> **Direction**: Produce an exact transcription of the listing below, omitting the pictures.

* BEGIN Given data *

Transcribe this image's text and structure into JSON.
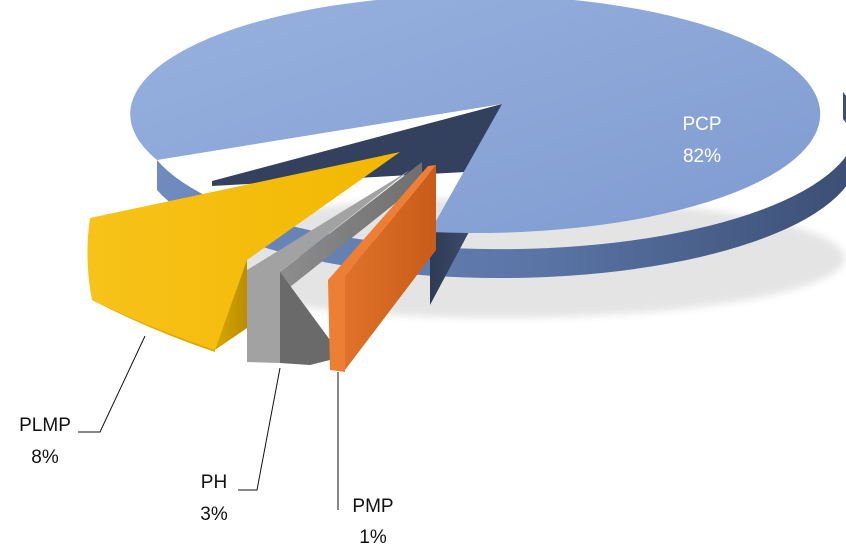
{
  "chart_data": {
    "type": "pie",
    "style": "3d-exploded",
    "categories": [
      "PCP",
      "PLMP",
      "PH",
      "PMP"
    ],
    "values": [
      82,
      8,
      3,
      1
    ],
    "data_labels": [
      {
        "name": "PCP",
        "value": "82%"
      },
      {
        "name": "PLMP",
        "value": "8%"
      },
      {
        "name": "PH",
        "value": "3%"
      },
      {
        "name": "PMP",
        "value": "1%"
      }
    ],
    "colors": {
      "PCP": "#8ea8d8",
      "PLMP": "#f4bc00",
      "PH": "#9b9b9b",
      "PMP": "#ed7d31"
    },
    "legend": "none"
  }
}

* END Given data *

> **Task solution**:
Transcribe this image's text and structure into JSON.
{
  "chart_data": {
    "type": "pie",
    "style": "3d-exploded",
    "categories": [
      "PCP",
      "PLMP",
      "PH",
      "PMP"
    ],
    "values": [
      82,
      8,
      3,
      1
    ],
    "data_labels": [
      {
        "name": "PCP",
        "value": "82%"
      },
      {
        "name": "PLMP",
        "value": "8%"
      },
      {
        "name": "PH",
        "value": "3%"
      },
      {
        "name": "PMP",
        "value": "1%"
      }
    ],
    "colors": {
      "PCP": "#8ea8d8",
      "PLMP": "#f4bc00",
      "PH": "#9b9b9b",
      "PMP": "#ed7d31"
    },
    "legend": "none"
  }
}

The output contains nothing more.